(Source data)
^^^^^^^^

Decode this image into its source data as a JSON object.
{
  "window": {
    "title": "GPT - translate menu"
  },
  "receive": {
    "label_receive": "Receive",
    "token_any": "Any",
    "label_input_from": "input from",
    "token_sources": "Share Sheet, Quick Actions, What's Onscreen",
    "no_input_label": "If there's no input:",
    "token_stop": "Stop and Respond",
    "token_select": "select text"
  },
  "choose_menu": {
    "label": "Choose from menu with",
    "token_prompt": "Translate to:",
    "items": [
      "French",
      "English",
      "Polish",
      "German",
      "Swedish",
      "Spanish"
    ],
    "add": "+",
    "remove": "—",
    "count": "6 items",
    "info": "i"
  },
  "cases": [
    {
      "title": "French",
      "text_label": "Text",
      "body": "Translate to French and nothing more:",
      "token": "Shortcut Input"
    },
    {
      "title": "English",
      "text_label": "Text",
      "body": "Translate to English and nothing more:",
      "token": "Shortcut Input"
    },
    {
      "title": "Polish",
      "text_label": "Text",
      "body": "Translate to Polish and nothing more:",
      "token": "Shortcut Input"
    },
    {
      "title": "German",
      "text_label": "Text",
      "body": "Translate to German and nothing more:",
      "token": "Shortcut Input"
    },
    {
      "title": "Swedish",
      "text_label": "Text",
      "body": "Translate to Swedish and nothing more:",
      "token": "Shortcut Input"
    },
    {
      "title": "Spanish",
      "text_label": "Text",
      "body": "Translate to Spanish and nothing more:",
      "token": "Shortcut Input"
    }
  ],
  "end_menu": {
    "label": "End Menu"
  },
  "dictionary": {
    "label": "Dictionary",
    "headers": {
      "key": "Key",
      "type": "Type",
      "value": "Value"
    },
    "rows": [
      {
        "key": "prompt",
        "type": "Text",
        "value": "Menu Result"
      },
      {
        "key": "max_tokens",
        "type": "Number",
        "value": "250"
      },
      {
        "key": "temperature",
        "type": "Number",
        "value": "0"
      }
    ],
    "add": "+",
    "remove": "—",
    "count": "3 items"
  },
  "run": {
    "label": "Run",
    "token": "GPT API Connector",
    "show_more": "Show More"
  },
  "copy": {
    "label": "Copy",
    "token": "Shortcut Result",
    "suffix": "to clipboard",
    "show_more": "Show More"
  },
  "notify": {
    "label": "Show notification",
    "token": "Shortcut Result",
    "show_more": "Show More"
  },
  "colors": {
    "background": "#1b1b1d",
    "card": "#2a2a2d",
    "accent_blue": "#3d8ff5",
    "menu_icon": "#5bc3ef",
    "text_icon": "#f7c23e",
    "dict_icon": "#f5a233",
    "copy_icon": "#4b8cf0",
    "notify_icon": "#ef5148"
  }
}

^^^^^^^^

Print all of the data exactly as it was given.

== Completed task ==
Decode this image into its source data as a JSON object.
{
  "window": {
    "title": "GPT - translate menu"
  },
  "receive": {
    "label_receive": "Receive",
    "token_any": "Any",
    "label_input_from": "input from",
    "token_sources": "Share Sheet, Quick Actions, What's Onscreen",
    "no_input_label": "If there's no input:",
    "token_stop": "Stop and Respond",
    "token_select": "select text"
  },
  "choose_menu": {
    "label": "Choose from menu with",
    "token_prompt": "Translate to:",
    "items": [
      "French",
      "English",
      "Polish",
      "German",
      "Swedish",
      "Spanish"
    ],
    "add": "+",
    "remove": "—",
    "count": "6 items",
    "info": "i"
  },
  "cases": [
    {
      "title": "French",
      "text_label": "Text",
      "body": "Translate to French and nothing more:",
      "token": "Shortcut Input"
    },
    {
      "title": "English",
      "text_label": "Text",
      "body": "Translate to English and nothing more:",
      "token": "Shortcut Input"
    },
    {
      "title": "Polish",
      "text_label": "Text",
      "body": "Translate to Polish and nothing more:",
      "token": "Shortcut Input"
    },
    {
      "title": "German",
      "text_label": "Text",
      "body": "Translate to German and nothing more:",
      "token": "Shortcut Input"
    },
    {
      "title": "Swedish",
      "text_label": "Text",
      "body": "Translate to Swedish and nothing more:",
      "token": "Shortcut Input"
    },
    {
      "title": "Spanish",
      "text_label": "Text",
      "body": "Translate to Spanish and nothing more:",
      "token": "Shortcut Input"
    }
  ],
  "end_menu": {
    "label": "End Menu"
  },
  "dictionary": {
    "label": "Dictionary",
    "headers": {
      "key": "Key",
      "type": "Type",
      "value": "Value"
    },
    "rows": [
      {
        "key": "prompt",
        "type": "Text",
        "value": "Menu Result"
      },
      {
        "key": "max_tokens",
        "type": "Number",
        "value": "250"
      },
      {
        "key": "temperature",
        "type": "Number",
        "value": "0"
      }
    ],
    "add": "+",
    "remove": "—",
    "count": "3 items"
  },
  "run": {
    "label": "Run",
    "token": "GPT API Connector",
    "show_more": "Show More"
  },
  "copy": {
    "label": "Copy",
    "token": "Shortcut Result",
    "suffix": "to clipboard",
    "show_more": "Show More"
  },
  "notify": {
    "label": "Show notification",
    "token": "Shortcut Result",
    "show_more": "Show More"
  },
  "colors": {
    "background": "#1b1b1d",
    "card": "#2a2a2d",
    "accent_blue": "#3d8ff5",
    "menu_icon": "#5bc3ef",
    "text_icon": "#f7c23e",
    "dict_icon": "#f5a233",
    "copy_icon": "#4b8cf0",
    "notify_icon": "#ef5148"
  }
}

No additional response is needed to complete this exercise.